(Records from a collection)
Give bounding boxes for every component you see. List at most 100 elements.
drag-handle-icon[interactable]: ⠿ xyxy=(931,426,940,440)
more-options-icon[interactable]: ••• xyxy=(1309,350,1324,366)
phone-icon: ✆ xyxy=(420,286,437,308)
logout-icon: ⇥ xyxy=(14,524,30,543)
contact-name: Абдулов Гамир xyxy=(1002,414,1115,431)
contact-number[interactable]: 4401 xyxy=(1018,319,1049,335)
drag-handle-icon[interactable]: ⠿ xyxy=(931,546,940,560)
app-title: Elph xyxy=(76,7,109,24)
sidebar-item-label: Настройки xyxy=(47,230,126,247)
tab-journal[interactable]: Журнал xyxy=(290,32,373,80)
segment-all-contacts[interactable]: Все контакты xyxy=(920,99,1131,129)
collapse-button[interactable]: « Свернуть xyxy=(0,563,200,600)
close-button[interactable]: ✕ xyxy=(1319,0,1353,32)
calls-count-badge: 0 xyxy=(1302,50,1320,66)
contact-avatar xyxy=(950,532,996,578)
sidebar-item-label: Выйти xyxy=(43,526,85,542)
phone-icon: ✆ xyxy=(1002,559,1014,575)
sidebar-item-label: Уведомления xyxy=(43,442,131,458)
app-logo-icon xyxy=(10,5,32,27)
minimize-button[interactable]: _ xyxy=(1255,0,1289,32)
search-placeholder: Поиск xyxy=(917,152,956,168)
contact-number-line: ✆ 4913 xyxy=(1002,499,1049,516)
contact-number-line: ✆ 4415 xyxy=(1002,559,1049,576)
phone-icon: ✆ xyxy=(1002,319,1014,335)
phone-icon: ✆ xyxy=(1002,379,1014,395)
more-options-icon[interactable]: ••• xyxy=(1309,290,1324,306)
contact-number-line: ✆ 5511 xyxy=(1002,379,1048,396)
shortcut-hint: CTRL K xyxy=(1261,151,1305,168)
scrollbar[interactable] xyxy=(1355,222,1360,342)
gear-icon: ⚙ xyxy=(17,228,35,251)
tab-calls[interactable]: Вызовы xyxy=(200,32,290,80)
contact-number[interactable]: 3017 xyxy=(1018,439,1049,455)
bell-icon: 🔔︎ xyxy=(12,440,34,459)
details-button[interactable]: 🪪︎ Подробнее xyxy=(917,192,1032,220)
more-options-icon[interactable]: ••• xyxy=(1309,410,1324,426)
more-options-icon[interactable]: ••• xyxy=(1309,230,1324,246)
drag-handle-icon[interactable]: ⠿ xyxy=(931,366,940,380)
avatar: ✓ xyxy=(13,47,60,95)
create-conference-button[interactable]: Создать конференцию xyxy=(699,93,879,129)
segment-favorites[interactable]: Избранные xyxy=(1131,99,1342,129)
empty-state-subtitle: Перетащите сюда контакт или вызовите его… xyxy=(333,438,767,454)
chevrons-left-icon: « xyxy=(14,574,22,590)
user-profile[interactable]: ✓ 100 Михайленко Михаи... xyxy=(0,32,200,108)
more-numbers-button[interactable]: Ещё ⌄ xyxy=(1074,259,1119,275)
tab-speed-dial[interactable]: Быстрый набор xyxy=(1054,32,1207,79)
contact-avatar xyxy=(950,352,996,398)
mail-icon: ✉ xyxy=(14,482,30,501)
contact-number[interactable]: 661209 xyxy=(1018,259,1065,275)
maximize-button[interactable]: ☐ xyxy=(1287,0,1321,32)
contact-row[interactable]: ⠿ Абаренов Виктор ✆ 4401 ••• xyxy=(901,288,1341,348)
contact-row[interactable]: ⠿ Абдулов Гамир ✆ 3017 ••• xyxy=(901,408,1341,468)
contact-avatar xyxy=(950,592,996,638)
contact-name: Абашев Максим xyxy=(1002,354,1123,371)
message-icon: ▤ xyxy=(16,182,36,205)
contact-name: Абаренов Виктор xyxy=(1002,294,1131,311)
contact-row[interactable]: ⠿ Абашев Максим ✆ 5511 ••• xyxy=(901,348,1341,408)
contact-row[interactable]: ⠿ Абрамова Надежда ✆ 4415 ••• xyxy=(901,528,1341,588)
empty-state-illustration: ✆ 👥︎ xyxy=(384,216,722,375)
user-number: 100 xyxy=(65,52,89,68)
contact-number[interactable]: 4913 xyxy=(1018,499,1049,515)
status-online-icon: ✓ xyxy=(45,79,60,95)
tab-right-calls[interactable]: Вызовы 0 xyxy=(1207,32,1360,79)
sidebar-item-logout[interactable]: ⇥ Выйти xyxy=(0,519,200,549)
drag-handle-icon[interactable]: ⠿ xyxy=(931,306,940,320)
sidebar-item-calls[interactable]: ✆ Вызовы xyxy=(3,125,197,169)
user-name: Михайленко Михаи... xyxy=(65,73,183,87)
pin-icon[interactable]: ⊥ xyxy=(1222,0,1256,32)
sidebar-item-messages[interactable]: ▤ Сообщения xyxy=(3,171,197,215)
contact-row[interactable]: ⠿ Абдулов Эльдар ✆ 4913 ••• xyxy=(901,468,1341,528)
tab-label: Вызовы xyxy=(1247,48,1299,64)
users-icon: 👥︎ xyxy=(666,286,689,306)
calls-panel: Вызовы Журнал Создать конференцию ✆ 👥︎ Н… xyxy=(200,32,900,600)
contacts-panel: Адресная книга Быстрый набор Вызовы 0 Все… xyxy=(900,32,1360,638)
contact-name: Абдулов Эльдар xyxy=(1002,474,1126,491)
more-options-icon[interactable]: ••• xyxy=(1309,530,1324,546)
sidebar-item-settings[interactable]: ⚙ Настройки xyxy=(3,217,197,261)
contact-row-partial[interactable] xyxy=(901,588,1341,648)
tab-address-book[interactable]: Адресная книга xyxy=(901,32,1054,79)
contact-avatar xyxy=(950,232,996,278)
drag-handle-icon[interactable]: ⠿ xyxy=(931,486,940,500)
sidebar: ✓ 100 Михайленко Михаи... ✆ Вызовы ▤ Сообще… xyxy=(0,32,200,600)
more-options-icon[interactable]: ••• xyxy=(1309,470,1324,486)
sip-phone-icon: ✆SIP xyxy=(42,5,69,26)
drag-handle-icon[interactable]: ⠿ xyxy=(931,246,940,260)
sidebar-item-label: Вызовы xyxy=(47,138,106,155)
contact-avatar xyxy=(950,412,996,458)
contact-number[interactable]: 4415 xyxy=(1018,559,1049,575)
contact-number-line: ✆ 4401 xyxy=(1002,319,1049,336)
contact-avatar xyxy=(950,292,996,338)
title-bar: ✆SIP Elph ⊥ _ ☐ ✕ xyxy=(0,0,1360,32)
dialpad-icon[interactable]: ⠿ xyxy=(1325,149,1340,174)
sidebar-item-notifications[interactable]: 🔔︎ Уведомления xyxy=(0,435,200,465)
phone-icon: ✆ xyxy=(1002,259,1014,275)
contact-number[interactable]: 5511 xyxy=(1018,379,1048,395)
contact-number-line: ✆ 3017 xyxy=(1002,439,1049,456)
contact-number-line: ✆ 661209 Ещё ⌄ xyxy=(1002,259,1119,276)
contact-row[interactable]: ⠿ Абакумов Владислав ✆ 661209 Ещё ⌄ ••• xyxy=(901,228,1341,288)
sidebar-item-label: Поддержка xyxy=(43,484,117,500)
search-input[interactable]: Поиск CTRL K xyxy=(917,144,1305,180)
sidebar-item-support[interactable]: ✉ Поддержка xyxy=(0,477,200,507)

## Instructions for the task
Convert the lines above into a numbered list, omitting blank lines.

## Task solution
1. Give bounding boxes for every component you see. List at most 100 elements.
2. drag-handle-icon[interactable]: ⠿ xyxy=(931,426,940,440)
3. more-options-icon[interactable]: ••• xyxy=(1309,350,1324,366)
4. phone-icon: ✆ xyxy=(420,286,437,308)
5. logout-icon: ⇥ xyxy=(14,524,30,543)
6. contact-name: Абдулов Гамир xyxy=(1002,414,1115,431)
7. contact-number[interactable]: 4401 xyxy=(1018,319,1049,335)
8. drag-handle-icon[interactable]: ⠿ xyxy=(931,546,940,560)
9. app-title: Elph xyxy=(76,7,109,24)
10. sidebar-item-label: Настройки xyxy=(47,230,126,247)
11. tab-journal[interactable]: Журнал xyxy=(290,32,373,80)
12. segment-all-contacts[interactable]: Все контакты xyxy=(920,99,1131,129)
13. collapse-button[interactable]: « Свернуть xyxy=(0,563,200,600)
14. close-button[interactable]: ✕ xyxy=(1319,0,1353,32)
15. calls-count-badge: 0 xyxy=(1302,50,1320,66)
16. contact-avatar xyxy=(950,532,996,578)
17. sidebar-item-label: Выйти xyxy=(43,526,85,542)
18. phone-icon: ✆ xyxy=(1002,559,1014,575)
19. sidebar-item-label: Уведомления xyxy=(43,442,131,458)
20. app-logo-icon xyxy=(10,5,32,27)
21. minimize-button[interactable]: _ xyxy=(1255,0,1289,32)
22. search-placeholder: Поиск xyxy=(917,152,956,168)
23. contact-number-line: ✆ 4913 xyxy=(1002,499,1049,516)
24. contact-number-line: ✆ 4415 xyxy=(1002,559,1049,576)
25. phone-icon: ✆ xyxy=(1002,319,1014,335)
26. phone-icon: ✆ xyxy=(1002,379,1014,395)
27. more-options-icon[interactable]: ••• xyxy=(1309,290,1324,306)
28. contact-number-line: ✆ 5511 xyxy=(1002,379,1048,396)
29. shortcut-hint: CTRL K xyxy=(1261,151,1305,168)
30. scrollbar[interactable] xyxy=(1355,222,1360,342)
31. gear-icon: ⚙ xyxy=(17,228,35,251)
32. tab-calls[interactable]: Вызовы xyxy=(200,32,290,80)
33. contact-number[interactable]: 3017 xyxy=(1018,439,1049,455)
34. bell-icon: 🔔︎ xyxy=(12,440,34,459)
35. details-button[interactable]: 🪪︎ Подробнее xyxy=(917,192,1032,220)
36. more-options-icon[interactable]: ••• xyxy=(1309,410,1324,426)
37. more-options-icon[interactable]: ••• xyxy=(1309,230,1324,246)
38. drag-handle-icon[interactable]: ⠿ xyxy=(931,366,940,380)
39. avatar: ✓ xyxy=(13,47,60,95)
40. create-conference-button[interactable]: Создать конференцию xyxy=(699,93,879,129)
41. segment-favorites[interactable]: Избранные xyxy=(1131,99,1342,129)
42. empty-state-subtitle: Перетащите сюда контакт или вызовите его… xyxy=(333,438,767,454)
43. chevrons-left-icon: « xyxy=(14,574,22,590)
44. user-profile[interactable]: ✓ 100 Михайленко Михаи... xyxy=(0,32,200,108)
45. more-numbers-button[interactable]: Ещё ⌄ xyxy=(1074,259,1119,275)
46. tab-speed-dial[interactable]: Быстрый набор xyxy=(1054,32,1207,79)
47. contact-avatar xyxy=(950,352,996,398)
48. mail-icon: ✉ xyxy=(14,482,30,501)
49. contact-number[interactable]: 661209 xyxy=(1018,259,1065,275)
50. maximize-button[interactable]: ☐ xyxy=(1287,0,1321,32)
51. contact-row[interactable]: ⠿ Абаренов Виктор ✆ 4401 ••• xyxy=(901,288,1341,348)
52. contact-row[interactable]: ⠿ Абдулов Гамир ✆ 3017 ••• xyxy=(901,408,1341,468)
53. contact-avatar xyxy=(950,592,996,638)
54. contact-name: Абашев Максим xyxy=(1002,354,1123,371)
55. message-icon: ▤ xyxy=(16,182,36,205)
56. contact-name: Абаренов Виктор xyxy=(1002,294,1131,311)
57. contact-row[interactable]: ⠿ Абашев Максим ✆ 5511 ••• xyxy=(901,348,1341,408)
58. contact-row[interactable]: ⠿ Абрамова Надежда ✆ 4415 ••• xyxy=(901,528,1341,588)
59. empty-state-illustration: ✆ 👥︎ xyxy=(384,216,722,375)
60. user-number: 100 xyxy=(65,52,89,68)
61. contact-number[interactable]: 4913 xyxy=(1018,499,1049,515)
62. status-online-icon: ✓ xyxy=(45,79,60,95)
63. tab-right-calls[interactable]: Вызовы 0 xyxy=(1207,32,1360,79)
64. sidebar-item-logout[interactable]: ⇥ Выйти xyxy=(0,519,200,549)
65. drag-handle-icon[interactable]: ⠿ xyxy=(931,306,940,320)
66. sidebar-item-calls[interactable]: ✆ Вызовы xyxy=(3,125,197,169)
67. user-name: Михайленко Михаи... xyxy=(65,73,183,87)
68. pin-icon[interactable]: ⊥ xyxy=(1222,0,1256,32)
69. sidebar-item-messages[interactable]: ▤ Сообщения xyxy=(3,171,197,215)
70. contact-row[interactable]: ⠿ Абдулов Эльдар ✆ 4913 ••• xyxy=(901,468,1341,528)
71. tab-label: Вызовы xyxy=(1247,48,1299,64)
72. users-icon: 👥︎ xyxy=(666,286,689,306)
73. calls-panel: Вызовы Журнал Создать конференцию ✆ 👥︎ Н… xyxy=(200,32,900,600)
74. contacts-panel: Адресная книга Быстрый набор Вызовы 0 Все… xyxy=(900,32,1360,638)
75. contact-name: Абдулов Эльдар xyxy=(1002,474,1126,491)
76. more-options-icon[interactable]: ••• xyxy=(1309,530,1324,546)
77. sidebar-item-settings[interactable]: ⚙ Настройки xyxy=(3,217,197,261)
78. contact-row-partial[interactable] xyxy=(901,588,1341,648)
79. tab-address-book[interactable]: Адресная книга xyxy=(901,32,1054,79)
80. contact-avatar xyxy=(950,232,996,278)
81. drag-handle-icon[interactable]: ⠿ xyxy=(931,486,940,500)
82. sidebar: ✓ 100 Михайленко Михаи... ✆ Вызовы ▤ Сообще… xyxy=(0,32,200,600)
83. more-options-icon[interactable]: ••• xyxy=(1309,470,1324,486)
84. sip-phone-icon: ✆SIP xyxy=(42,5,69,26)
85. drag-handle-icon[interactable]: ⠿ xyxy=(931,246,940,260)
86. sidebar-item-label: Вызовы xyxy=(47,138,106,155)
87. contact-avatar xyxy=(950,412,996,458)
88. contact-number[interactable]: 4415 xyxy=(1018,559,1049,575)
89. contact-number-line: ✆ 4401 xyxy=(1002,319,1049,336)
90. contact-avatar xyxy=(950,292,996,338)
91. title-bar: ✆SIP Elph ⊥ _ ☐ ✕ xyxy=(0,0,1360,32)
92. dialpad-icon[interactable]: ⠿ xyxy=(1325,149,1340,174)
93. sidebar-item-notifications[interactable]: 🔔︎ Уведомления xyxy=(0,435,200,465)
94. phone-icon: ✆ xyxy=(1002,259,1014,275)
95. contact-number[interactable]: 5511 xyxy=(1018,379,1048,395)
96. contact-number-line: ✆ 3017 xyxy=(1002,439,1049,456)
97. contact-number-line: ✆ 661209 Ещё ⌄ xyxy=(1002,259,1119,276)
98. contact-row[interactable]: ⠿ Абакумов Владислав ✆ 661209 Ещё ⌄ ••• xyxy=(901,228,1341,288)
99. sidebar-item-label: Поддержка xyxy=(43,484,117,500)
100. search-input[interactable]: Поиск CTRL K xyxy=(917,144,1305,180)
101. sidebar-item-support[interactable]: ✉ Поддержка xyxy=(0,477,200,507)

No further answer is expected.